── Provided entries

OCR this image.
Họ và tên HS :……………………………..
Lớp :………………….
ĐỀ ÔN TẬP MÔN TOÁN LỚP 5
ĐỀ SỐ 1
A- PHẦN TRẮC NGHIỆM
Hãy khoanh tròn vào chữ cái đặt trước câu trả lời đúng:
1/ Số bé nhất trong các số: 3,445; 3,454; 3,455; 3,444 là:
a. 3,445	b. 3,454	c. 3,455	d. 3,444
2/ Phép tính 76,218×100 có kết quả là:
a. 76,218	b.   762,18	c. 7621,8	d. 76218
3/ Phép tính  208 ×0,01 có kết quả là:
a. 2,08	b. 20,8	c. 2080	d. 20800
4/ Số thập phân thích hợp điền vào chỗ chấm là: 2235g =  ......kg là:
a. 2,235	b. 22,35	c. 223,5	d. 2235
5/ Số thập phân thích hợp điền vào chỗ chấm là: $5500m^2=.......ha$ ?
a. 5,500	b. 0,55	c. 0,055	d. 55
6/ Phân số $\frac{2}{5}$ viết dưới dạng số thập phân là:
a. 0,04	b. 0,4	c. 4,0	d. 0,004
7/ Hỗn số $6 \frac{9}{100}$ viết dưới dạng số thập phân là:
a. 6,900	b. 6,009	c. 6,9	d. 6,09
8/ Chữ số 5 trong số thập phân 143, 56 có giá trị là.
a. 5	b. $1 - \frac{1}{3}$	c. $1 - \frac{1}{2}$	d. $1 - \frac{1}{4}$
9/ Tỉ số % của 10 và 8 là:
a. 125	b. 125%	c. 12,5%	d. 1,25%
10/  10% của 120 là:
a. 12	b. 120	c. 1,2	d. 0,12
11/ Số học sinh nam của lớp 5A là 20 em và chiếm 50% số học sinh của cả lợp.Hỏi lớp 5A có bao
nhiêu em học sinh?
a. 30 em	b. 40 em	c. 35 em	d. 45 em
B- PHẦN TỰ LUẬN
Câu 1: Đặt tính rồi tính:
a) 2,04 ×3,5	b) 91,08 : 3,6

────
── Provided entries

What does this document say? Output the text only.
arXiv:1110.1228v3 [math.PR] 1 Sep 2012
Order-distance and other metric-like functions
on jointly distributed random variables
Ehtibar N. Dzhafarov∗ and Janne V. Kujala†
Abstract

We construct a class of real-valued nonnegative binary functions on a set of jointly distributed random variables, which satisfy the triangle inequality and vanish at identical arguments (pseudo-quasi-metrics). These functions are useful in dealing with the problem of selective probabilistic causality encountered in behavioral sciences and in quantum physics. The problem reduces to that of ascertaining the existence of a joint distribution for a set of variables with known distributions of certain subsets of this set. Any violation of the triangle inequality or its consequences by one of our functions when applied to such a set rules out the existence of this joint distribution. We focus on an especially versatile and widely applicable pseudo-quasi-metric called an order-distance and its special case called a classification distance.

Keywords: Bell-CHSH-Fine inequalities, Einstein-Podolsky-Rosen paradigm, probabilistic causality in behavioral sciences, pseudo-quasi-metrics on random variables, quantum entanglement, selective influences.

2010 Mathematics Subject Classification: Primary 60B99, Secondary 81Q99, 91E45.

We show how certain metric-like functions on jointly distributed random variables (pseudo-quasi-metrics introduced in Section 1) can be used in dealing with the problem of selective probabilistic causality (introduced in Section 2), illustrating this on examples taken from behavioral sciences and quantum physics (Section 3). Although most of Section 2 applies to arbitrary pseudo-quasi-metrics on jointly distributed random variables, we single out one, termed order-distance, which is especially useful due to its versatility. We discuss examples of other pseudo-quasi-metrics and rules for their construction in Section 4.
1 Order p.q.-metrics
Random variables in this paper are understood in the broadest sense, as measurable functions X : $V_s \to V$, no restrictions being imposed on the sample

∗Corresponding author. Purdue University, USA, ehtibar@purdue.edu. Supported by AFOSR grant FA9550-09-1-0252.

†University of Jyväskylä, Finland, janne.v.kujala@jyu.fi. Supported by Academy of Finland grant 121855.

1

────

#### [Goal]
Read the entries above, then pull out the lines that include "Supported".

#### [Answer for the task]
∗Corresponding author. Purdue University, USA, ehtibar@purdue.edu. Supported by AFOSR grant FA9550-09-1-0252.
†University of Jyväskylä, Finland, janne.v.kujala@jyu.fi. Supported by Academy of Finland grant 121855.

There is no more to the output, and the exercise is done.